| TASK TO CARRY OUT |
Pull each line holding "from" out of the entries below.
******
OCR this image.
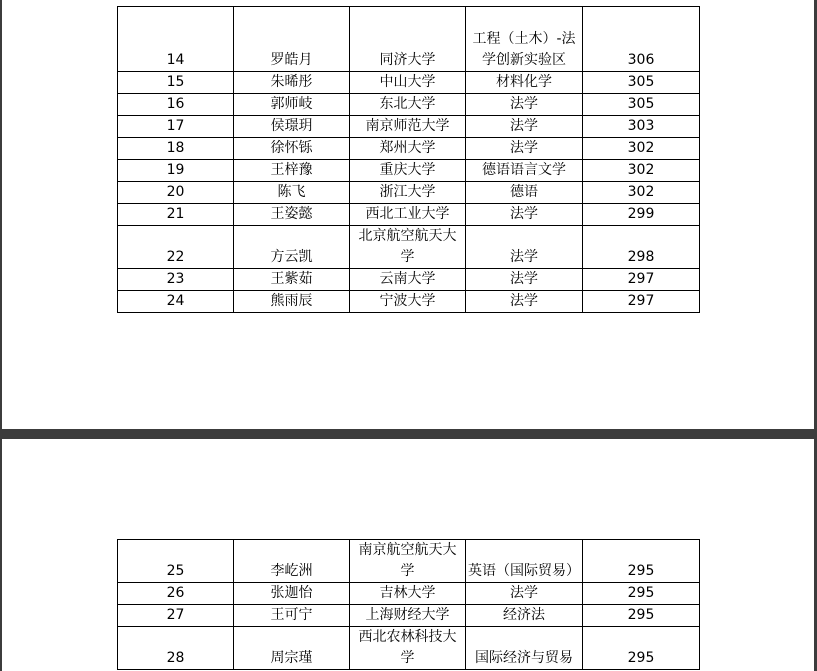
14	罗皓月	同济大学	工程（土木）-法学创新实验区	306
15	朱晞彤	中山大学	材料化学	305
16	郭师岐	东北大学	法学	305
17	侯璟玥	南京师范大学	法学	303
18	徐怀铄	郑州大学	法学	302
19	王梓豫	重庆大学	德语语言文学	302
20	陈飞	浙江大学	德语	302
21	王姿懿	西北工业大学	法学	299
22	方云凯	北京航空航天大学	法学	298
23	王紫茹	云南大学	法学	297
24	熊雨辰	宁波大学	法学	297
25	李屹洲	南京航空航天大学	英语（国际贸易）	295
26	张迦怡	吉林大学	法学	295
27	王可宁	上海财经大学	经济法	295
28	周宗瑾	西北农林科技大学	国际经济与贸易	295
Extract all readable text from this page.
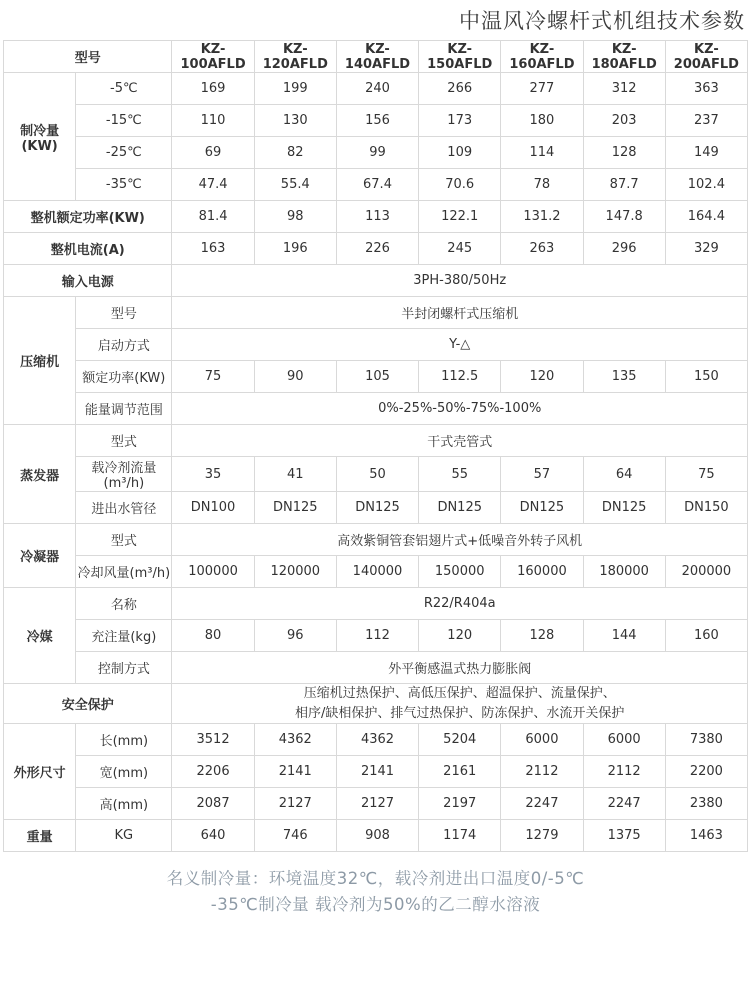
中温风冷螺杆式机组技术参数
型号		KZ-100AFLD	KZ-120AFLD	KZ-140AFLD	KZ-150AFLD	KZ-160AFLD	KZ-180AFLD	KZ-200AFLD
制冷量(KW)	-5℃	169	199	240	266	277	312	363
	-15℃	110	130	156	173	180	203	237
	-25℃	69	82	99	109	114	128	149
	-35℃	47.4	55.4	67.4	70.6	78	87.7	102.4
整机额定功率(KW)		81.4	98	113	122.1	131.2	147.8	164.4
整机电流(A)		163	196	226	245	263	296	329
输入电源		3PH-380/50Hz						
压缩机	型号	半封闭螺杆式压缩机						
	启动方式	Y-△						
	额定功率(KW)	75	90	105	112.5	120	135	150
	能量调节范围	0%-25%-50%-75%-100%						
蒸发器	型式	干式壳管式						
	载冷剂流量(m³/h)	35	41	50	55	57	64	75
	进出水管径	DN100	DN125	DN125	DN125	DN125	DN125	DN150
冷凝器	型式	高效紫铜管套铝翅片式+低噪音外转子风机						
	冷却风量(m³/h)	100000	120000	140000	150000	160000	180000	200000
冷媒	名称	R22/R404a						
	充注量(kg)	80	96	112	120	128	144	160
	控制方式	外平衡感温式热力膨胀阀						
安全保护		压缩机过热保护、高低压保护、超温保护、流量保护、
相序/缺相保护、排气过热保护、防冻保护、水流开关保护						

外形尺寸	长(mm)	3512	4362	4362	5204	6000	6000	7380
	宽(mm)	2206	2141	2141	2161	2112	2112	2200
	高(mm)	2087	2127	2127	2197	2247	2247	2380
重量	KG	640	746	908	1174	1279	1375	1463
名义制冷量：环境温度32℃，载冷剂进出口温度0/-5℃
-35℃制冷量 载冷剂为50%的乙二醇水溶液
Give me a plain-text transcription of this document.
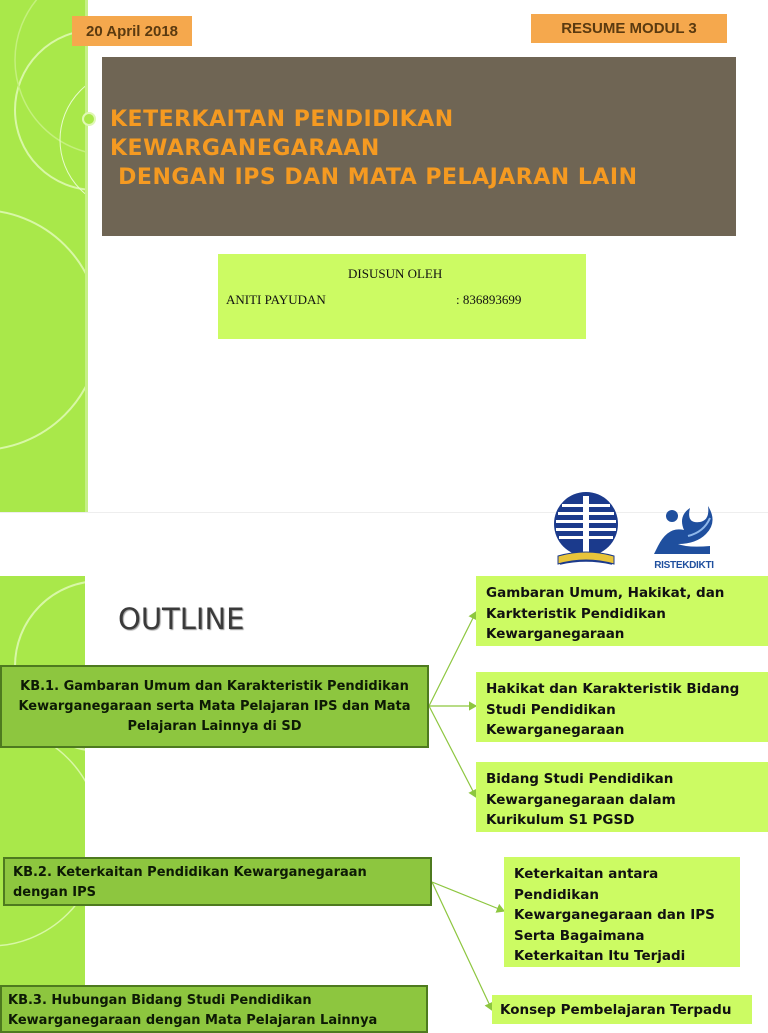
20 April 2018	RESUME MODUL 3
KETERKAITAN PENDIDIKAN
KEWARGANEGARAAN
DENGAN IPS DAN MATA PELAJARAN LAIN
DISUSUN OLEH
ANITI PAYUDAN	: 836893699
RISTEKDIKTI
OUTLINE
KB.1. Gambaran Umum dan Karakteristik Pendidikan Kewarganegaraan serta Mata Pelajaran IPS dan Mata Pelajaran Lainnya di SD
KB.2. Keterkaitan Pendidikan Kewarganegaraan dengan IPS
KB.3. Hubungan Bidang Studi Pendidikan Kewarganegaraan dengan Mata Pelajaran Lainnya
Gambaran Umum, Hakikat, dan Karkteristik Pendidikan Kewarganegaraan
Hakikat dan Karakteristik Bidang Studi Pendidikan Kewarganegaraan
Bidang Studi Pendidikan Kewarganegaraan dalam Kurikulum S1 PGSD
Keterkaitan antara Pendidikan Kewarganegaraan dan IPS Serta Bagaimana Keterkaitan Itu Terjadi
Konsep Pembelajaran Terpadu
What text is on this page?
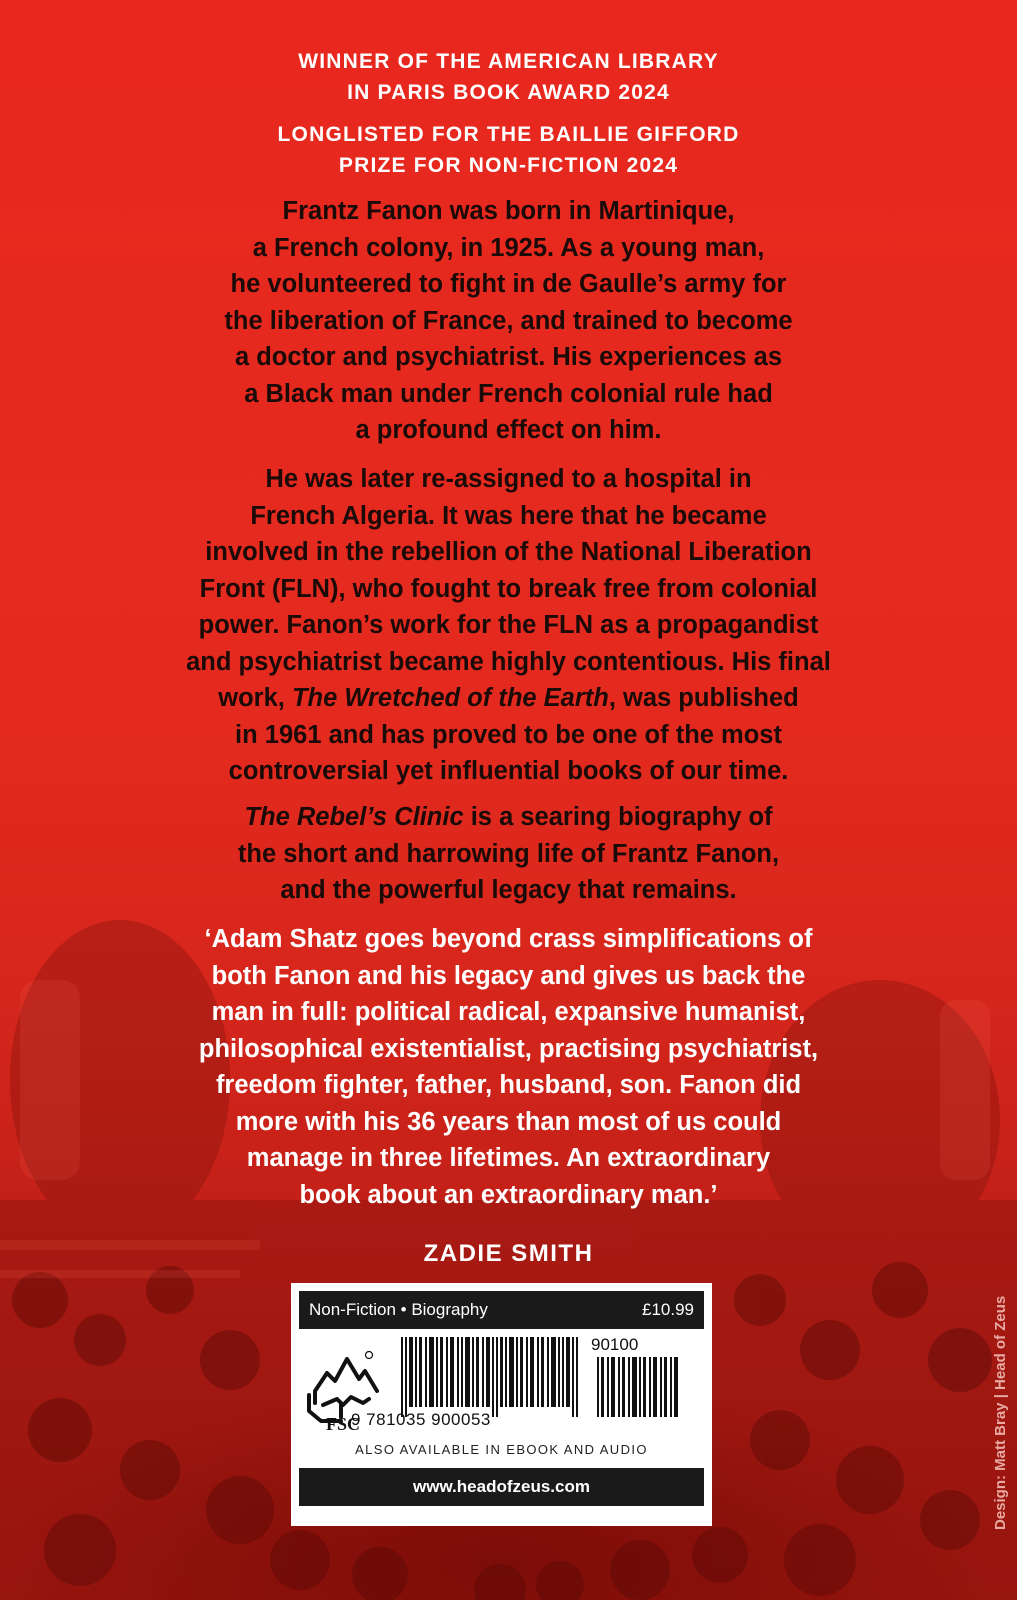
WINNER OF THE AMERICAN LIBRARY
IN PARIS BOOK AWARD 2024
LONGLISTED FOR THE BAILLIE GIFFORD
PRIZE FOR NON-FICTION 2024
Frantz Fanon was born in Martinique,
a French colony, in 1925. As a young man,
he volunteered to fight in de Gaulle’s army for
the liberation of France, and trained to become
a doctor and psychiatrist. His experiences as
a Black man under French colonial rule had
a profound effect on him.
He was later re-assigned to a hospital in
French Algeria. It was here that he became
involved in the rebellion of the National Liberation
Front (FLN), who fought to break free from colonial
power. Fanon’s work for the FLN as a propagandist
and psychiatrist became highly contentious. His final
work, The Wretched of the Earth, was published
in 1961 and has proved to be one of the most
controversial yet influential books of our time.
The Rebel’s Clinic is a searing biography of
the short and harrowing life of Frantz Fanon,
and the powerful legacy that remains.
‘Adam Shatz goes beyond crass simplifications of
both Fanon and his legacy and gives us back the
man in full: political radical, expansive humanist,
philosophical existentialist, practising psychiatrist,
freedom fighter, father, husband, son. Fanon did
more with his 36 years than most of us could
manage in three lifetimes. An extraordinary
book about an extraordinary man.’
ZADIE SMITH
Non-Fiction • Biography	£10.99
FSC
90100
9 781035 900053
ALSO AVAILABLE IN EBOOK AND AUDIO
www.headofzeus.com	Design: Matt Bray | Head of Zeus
******
| OUTPUT OF THE TASK |
Extract all readable text from this page.
Front (FLN), who fought to break free from colonial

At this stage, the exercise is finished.